• _Work instructions_: Give the data a second time, exactly and in full.

• _Records to process_:
══════════

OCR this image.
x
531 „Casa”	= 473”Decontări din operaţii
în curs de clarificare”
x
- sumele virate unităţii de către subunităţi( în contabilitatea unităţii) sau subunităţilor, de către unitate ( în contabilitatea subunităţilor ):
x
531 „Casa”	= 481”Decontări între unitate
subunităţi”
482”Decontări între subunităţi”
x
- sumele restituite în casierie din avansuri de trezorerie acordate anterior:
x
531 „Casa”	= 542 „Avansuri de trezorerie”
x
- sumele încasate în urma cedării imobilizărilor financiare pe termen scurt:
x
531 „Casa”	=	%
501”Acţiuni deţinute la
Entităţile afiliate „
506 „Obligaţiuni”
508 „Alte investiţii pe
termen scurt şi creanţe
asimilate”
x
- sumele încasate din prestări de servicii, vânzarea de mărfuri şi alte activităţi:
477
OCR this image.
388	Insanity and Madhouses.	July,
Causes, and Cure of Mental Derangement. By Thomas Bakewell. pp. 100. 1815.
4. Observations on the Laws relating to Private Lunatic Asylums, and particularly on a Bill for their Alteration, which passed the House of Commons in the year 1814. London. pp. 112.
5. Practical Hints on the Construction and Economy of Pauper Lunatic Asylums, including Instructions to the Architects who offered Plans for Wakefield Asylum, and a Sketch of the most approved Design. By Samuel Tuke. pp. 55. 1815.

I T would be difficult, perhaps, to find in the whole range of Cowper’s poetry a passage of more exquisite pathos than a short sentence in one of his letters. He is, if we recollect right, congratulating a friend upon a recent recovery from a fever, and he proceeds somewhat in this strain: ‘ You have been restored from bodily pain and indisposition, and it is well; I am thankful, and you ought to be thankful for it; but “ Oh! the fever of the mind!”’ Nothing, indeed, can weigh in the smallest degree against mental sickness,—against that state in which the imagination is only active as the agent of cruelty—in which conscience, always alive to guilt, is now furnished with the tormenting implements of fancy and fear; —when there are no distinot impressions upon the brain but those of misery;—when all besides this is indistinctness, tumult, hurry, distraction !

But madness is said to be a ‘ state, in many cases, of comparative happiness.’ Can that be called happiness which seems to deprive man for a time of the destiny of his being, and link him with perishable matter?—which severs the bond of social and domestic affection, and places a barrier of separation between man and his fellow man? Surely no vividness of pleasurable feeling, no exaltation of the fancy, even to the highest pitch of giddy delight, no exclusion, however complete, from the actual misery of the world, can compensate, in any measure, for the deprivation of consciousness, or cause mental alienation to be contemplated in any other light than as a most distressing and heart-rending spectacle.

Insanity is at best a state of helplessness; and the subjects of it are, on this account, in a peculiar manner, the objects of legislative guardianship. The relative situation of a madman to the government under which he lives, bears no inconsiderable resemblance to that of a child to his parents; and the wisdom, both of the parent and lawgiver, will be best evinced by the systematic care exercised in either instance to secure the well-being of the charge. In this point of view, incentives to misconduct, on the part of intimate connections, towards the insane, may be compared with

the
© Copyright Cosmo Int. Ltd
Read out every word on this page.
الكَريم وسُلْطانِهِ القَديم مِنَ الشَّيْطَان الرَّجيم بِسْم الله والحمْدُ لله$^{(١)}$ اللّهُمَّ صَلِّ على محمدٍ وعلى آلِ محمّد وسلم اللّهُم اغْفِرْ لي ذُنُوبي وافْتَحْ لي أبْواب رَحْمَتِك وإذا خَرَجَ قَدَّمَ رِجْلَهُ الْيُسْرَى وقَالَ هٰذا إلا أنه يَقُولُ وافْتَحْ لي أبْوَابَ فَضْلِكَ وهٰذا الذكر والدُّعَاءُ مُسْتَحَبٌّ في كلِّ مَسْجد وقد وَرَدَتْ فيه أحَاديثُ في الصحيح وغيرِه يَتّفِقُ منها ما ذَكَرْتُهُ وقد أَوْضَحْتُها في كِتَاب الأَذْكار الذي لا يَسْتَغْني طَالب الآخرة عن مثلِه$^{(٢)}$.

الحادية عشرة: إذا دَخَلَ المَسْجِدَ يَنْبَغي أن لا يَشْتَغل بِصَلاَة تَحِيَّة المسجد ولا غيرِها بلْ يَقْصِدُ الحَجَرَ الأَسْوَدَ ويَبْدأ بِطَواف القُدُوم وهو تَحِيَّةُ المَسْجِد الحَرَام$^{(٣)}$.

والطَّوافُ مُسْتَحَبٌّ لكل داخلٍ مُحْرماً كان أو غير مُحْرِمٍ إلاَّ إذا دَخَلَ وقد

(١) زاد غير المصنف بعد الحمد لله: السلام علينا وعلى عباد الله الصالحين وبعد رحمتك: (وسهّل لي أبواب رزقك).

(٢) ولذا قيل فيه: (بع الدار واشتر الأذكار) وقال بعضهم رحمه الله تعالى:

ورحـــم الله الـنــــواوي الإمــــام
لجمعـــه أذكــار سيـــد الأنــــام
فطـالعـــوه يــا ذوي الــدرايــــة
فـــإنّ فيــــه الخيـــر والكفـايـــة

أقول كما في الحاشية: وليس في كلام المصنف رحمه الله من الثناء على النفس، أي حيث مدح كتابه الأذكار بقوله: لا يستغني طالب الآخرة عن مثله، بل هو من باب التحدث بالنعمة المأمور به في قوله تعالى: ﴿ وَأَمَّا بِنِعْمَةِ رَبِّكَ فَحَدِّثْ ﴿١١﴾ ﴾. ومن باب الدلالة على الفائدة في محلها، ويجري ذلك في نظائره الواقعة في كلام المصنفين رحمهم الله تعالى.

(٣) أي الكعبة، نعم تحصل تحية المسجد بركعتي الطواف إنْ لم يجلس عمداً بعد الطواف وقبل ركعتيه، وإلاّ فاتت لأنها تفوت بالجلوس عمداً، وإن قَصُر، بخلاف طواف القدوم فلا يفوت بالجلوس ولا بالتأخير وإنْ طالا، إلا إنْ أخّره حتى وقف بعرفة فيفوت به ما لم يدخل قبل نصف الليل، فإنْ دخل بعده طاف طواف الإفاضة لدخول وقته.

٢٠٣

══════════

• _Exercise output_:
OCR this image.
x
531 „Casa”	= 473”Decontări din operaţii
în curs de clarificare”
x
- sumele virate unităţii de către subunităţi( în contabilitatea unităţii) sau subunităţilor, de către unitate ( în contabilitatea subunităţilor ):
x
531 „Casa”	= 481”Decontări între unitate
subunităţi”
482”Decontări între subunităţi”
x
- sumele restituite în casierie din avansuri de trezorerie acordate anterior:
x
531 „Casa”	= 542 „Avansuri de trezorerie”
x
- sumele încasate în urma cedării imobilizărilor financiare pe termen scurt:
x
531 „Casa”	=	%
501”Acţiuni deţinute la
Entităţile afiliate „
506 „Obligaţiuni”
508 „Alte investiţii pe
termen scurt şi creanţe
asimilate”
x
- sumele încasate din prestări de servicii, vânzarea de mărfuri şi alte activităţi:
477
OCR this image.
388	Insanity and Madhouses.	July,
Causes, and Cure of Mental Derangement. By Thomas Bakewell. pp. 100. 1815.
4. Observations on the Laws relating to Private Lunatic Asylums, and particularly on a Bill for their Alteration, which passed the House of Commons in the year 1814. London. pp. 112.
5. Practical Hints on the Construction and Economy of Pauper Lunatic Asylums, including Instructions to the Architects who offered Plans for Wakefield Asylum, and a Sketch of the most approved Design. By Samuel Tuke. pp. 55. 1815.

I T would be difficult, perhaps, to find in the whole range of Cowper’s poetry a passage of more exquisite pathos than a short sentence in one of his letters. He is, if we recollect right, congratulating a friend upon a recent recovery from a fever, and he proceeds somewhat in this strain: ‘ You have been restored from bodily pain and indisposition, and it is well; I am thankful, and you ought to be thankful for it; but “ Oh! the fever of the mind!”’ Nothing, indeed, can weigh in the smallest degree against mental sickness,—against that state in which the imagination is only active as the agent of cruelty—in which conscience, always alive to guilt, is now furnished with the tormenting implements of fancy and fear; —when there are no distinot impressions upon the brain but those of misery;—when all besides this is indistinctness, tumult, hurry, distraction !

But madness is said to be a ‘ state, in many cases, of comparative happiness.’ Can that be called happiness which seems to deprive man for a time of the destiny of his being, and link him with perishable matter?—which severs the bond of social and domestic affection, and places a barrier of separation between man and his fellow man? Surely no vividness of pleasurable feeling, no exaltation of the fancy, even to the highest pitch of giddy delight, no exclusion, however complete, from the actual misery of the world, can compensate, in any measure, for the deprivation of consciousness, or cause mental alienation to be contemplated in any other light than as a most distressing and heart-rending spectacle.

Insanity is at best a state of helplessness; and the subjects of it are, on this account, in a peculiar manner, the objects of legislative guardianship. The relative situation of a madman to the government under which he lives, bears no inconsiderable resemblance to that of a child to his parents; and the wisdom, both of the parent and lawgiver, will be best evinced by the systematic care exercised in either instance to secure the well-being of the charge. In this point of view, incentives to misconduct, on the part of intimate connections, towards the insane, may be compared with

the
© Copyright Cosmo Int. Ltd
Read out every word on this page.
الكَريم وسُلْطانِهِ القَديم مِنَ الشَّيْطَان الرَّجيم بِسْم الله والحمْدُ لله$^{(١)}$ اللّهُمَّ صَلِّ على محمدٍ وعلى آلِ محمّد وسلم اللّهُم اغْفِرْ لي ذُنُوبي وافْتَحْ لي أبْواب رَحْمَتِك وإذا خَرَجَ قَدَّمَ رِجْلَهُ الْيُسْرَى وقَالَ هٰذا إلا أنه يَقُولُ وافْتَحْ لي أبْوَابَ فَضْلِكَ وهٰذا الذكر والدُّعَاءُ مُسْتَحَبٌّ في كلِّ مَسْجد وقد وَرَدَتْ فيه أحَاديثُ في الصحيح وغيرِه يَتّفِقُ منها ما ذَكَرْتُهُ وقد أَوْضَحْتُها في كِتَاب الأَذْكار الذي لا يَسْتَغْني طَالب الآخرة عن مثلِه$^{(٢)}$.

الحادية عشرة: إذا دَخَلَ المَسْجِدَ يَنْبَغي أن لا يَشْتَغل بِصَلاَة تَحِيَّة المسجد ولا غيرِها بلْ يَقْصِدُ الحَجَرَ الأَسْوَدَ ويَبْدأ بِطَواف القُدُوم وهو تَحِيَّةُ المَسْجِد الحَرَام$^{(٣)}$.

والطَّوافُ مُسْتَحَبٌّ لكل داخلٍ مُحْرماً كان أو غير مُحْرِمٍ إلاَّ إذا دَخَلَ وقد

(١) زاد غير المصنف بعد الحمد لله: السلام علينا وعلى عباد الله الصالحين وبعد رحمتك: (وسهّل لي أبواب رزقك).

(٢) ولذا قيل فيه: (بع الدار واشتر الأذكار) وقال بعضهم رحمه الله تعالى:

ورحـــم الله الـنــــواوي الإمــــام
لجمعـــه أذكــار سيـــد الأنــــام
فطـالعـــوه يــا ذوي الــدرايــــة
فـــإنّ فيــــه الخيـــر والكفـايـــة

أقول كما في الحاشية: وليس في كلام المصنف رحمه الله من الثناء على النفس، أي حيث مدح كتابه الأذكار بقوله: لا يستغني طالب الآخرة عن مثله، بل هو من باب التحدث بالنعمة المأمور به في قوله تعالى: ﴿ وَأَمَّا بِنِعْمَةِ رَبِّكَ فَحَدِّثْ ﴿١١﴾ ﴾. ومن باب الدلالة على الفائدة في محلها، ويجري ذلك في نظائره الواقعة في كلام المصنفين رحمهم الله تعالى.

(٣) أي الكعبة، نعم تحصل تحية المسجد بركعتي الطواف إنْ لم يجلس عمداً بعد الطواف وقبل ركعتيه، وإلاّ فاتت لأنها تفوت بالجلوس عمداً، وإن قَصُر، بخلاف طواف القدوم فلا يفوت بالجلوس ولا بالتأخير وإنْ طالا، إلا إنْ أخّره حتى وقف بعرفة فيفوت به ما لم يدخل قبل نصف الليل، فإنْ دخل بعده طاف طواف الإفاضة لدخول وقته.

٢٠٣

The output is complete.